* BEGIN DATASET ENTRIES *

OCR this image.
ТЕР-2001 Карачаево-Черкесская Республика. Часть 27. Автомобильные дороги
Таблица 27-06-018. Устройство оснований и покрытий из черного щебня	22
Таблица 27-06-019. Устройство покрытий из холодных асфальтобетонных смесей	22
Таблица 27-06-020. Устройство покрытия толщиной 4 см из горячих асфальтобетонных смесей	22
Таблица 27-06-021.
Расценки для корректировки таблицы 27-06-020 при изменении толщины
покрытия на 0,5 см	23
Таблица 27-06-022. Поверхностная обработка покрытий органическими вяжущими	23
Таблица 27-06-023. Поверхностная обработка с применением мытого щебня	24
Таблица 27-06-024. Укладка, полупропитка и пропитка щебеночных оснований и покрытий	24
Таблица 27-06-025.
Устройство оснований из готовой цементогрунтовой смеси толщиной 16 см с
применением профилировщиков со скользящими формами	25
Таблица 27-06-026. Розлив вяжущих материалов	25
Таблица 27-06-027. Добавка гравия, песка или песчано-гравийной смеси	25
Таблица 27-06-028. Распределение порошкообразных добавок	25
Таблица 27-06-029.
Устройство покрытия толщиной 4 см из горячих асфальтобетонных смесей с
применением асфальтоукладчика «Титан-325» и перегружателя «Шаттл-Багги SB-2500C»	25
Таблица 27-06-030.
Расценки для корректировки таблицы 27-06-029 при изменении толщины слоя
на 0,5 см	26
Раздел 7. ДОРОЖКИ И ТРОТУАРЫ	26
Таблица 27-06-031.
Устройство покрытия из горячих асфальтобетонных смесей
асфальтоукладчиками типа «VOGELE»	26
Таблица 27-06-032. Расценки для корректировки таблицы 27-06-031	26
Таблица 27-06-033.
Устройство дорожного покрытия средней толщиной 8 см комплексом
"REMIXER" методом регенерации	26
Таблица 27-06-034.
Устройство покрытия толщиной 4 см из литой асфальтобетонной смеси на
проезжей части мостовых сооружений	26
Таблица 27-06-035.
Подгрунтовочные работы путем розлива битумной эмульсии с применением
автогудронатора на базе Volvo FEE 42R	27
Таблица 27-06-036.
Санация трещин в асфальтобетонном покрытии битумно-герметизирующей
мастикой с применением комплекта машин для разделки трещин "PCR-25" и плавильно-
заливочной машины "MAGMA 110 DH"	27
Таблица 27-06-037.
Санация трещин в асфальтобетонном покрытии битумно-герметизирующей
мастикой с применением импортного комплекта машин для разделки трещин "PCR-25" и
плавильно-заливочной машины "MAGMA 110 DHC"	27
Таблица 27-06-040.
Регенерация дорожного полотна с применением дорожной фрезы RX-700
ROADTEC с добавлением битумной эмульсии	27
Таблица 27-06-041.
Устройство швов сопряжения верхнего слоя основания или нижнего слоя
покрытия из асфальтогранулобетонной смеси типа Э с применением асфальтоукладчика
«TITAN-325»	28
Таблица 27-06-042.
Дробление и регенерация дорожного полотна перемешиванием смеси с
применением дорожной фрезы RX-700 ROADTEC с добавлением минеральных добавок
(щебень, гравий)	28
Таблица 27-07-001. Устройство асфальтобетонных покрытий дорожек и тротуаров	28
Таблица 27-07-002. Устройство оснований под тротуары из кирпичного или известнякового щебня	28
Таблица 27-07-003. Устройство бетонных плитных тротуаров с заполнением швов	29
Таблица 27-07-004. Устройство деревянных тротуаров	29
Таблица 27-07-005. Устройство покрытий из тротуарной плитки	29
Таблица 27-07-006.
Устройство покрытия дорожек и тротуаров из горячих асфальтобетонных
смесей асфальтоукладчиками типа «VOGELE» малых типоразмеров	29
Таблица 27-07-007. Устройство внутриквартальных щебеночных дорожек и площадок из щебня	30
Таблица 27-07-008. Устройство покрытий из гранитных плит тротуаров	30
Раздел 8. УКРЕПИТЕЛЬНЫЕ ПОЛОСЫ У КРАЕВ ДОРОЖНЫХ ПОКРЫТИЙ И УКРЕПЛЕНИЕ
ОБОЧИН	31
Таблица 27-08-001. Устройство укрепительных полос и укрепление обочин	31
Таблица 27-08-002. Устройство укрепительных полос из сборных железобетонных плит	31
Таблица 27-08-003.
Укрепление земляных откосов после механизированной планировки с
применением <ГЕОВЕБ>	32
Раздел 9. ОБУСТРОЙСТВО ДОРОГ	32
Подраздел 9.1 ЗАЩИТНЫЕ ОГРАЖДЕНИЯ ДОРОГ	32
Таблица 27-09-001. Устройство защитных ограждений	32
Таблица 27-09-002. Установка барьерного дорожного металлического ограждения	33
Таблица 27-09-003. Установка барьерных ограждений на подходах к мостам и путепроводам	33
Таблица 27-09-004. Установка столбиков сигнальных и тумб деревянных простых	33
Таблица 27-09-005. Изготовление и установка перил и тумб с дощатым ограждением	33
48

* END DATASET ENTRIES *

• **THE TASK**:
Quote the entire listing above exactly.

• **FINISHED TASK**:
OCR this image.
ТЕР-2001 Карачаево-Черкесская Республика. Часть 27. Автомобильные дороги
Таблица 27-06-018. Устройство оснований и покрытий из черного щебня	22
Таблица 27-06-019. Устройство покрытий из холодных асфальтобетонных смесей	22
Таблица 27-06-020. Устройство покрытия толщиной 4 см из горячих асфальтобетонных смесей	22
Таблица 27-06-021.
Расценки для корректировки таблицы 27-06-020 при изменении толщины
покрытия на 0,5 см	23
Таблица 27-06-022. Поверхностная обработка покрытий органическими вяжущими	23
Таблица 27-06-023. Поверхностная обработка с применением мытого щебня	24
Таблица 27-06-024. Укладка, полупропитка и пропитка щебеночных оснований и покрытий	24
Таблица 27-06-025.
Устройство оснований из готовой цементогрунтовой смеси толщиной 16 см с
применением профилировщиков со скользящими формами	25
Таблица 27-06-026. Розлив вяжущих материалов	25
Таблица 27-06-027. Добавка гравия, песка или песчано-гравийной смеси	25
Таблица 27-06-028. Распределение порошкообразных добавок	25
Таблица 27-06-029.
Устройство покрытия толщиной 4 см из горячих асфальтобетонных смесей с
применением асфальтоукладчика «Титан-325» и перегружателя «Шаттл-Багги SB-2500C»	25
Таблица 27-06-030.
Расценки для корректировки таблицы 27-06-029 при изменении толщины слоя
на 0,5 см	26
Раздел 7. ДОРОЖКИ И ТРОТУАРЫ	26
Таблица 27-06-031.
Устройство покрытия из горячих асфальтобетонных смесей
асфальтоукладчиками типа «VOGELE»	26
Таблица 27-06-032. Расценки для корректировки таблицы 27-06-031	26
Таблица 27-06-033.
Устройство дорожного покрытия средней толщиной 8 см комплексом
"REMIXER" методом регенерации	26
Таблица 27-06-034.
Устройство покрытия толщиной 4 см из литой асфальтобетонной смеси на
проезжей части мостовых сооружений	26
Таблица 27-06-035.
Подгрунтовочные работы путем розлива битумной эмульсии с применением
автогудронатора на базе Volvo FEE 42R	27
Таблица 27-06-036.
Санация трещин в асфальтобетонном покрытии битумно-герметизирующей
мастикой с применением комплекта машин для разделки трещин "PCR-25" и плавильно-
заливочной машины "MAGMA 110 DH"	27
Таблица 27-06-037.
Санация трещин в асфальтобетонном покрытии битумно-герметизирующей
мастикой с применением импортного комплекта машин для разделки трещин "PCR-25" и
плавильно-заливочной машины "MAGMA 110 DHC"	27
Таблица 27-06-040.
Регенерация дорожного полотна с применением дорожной фрезы RX-700
ROADTEC с добавлением битумной эмульсии	27
Таблица 27-06-041.
Устройство швов сопряжения верхнего слоя основания или нижнего слоя
покрытия из асфальтогранулобетонной смеси типа Э с применением асфальтоукладчика
«TITAN-325»	28
Таблица 27-06-042.
Дробление и регенерация дорожного полотна перемешиванием смеси с
применением дорожной фрезы RX-700 ROADTEC с добавлением минеральных добавок
(щебень, гравий)	28
Таблица 27-07-001. Устройство асфальтобетонных покрытий дорожек и тротуаров	28
Таблица 27-07-002. Устройство оснований под тротуары из кирпичного или известнякового щебня	28
Таблица 27-07-003. Устройство бетонных плитных тротуаров с заполнением швов	29
Таблица 27-07-004. Устройство деревянных тротуаров	29
Таблица 27-07-005. Устройство покрытий из тротуарной плитки	29
Таблица 27-07-006.
Устройство покрытия дорожек и тротуаров из горячих асфальтобетонных
смесей асфальтоукладчиками типа «VOGELE» малых типоразмеров	29
Таблица 27-07-007. Устройство внутриквартальных щебеночных дорожек и площадок из щебня	30
Таблица 27-07-008. Устройство покрытий из гранитных плит тротуаров	30
Раздел 8. УКРЕПИТЕЛЬНЫЕ ПОЛОСЫ У КРАЕВ ДОРОЖНЫХ ПОКРЫТИЙ И УКРЕПЛЕНИЕ
ОБОЧИН	31
Таблица 27-08-001. Устройство укрепительных полос и укрепление обочин	31
Таблица 27-08-002. Устройство укрепительных полос из сборных железобетонных плит	31
Таблица 27-08-003.
Укрепление земляных откосов после механизированной планировки с
применением <ГЕОВЕБ>	32
Раздел 9. ОБУСТРОЙСТВО ДОРОГ	32
Подраздел 9.1 ЗАЩИТНЫЕ ОГРАЖДЕНИЯ ДОРОГ	32
Таблица 27-09-001. Устройство защитных ограждений	32
Таблица 27-09-002. Установка барьерного дорожного металлического ограждения	33
Таблица 27-09-003. Установка барьерных ограждений на подходах к мостам и путепроводам	33
Таблица 27-09-004. Установка столбиков сигнальных и тумб деревянных простых	33
Таблица 27-09-005. Изготовление и установка перил и тумб с дощатым ограждением	33
48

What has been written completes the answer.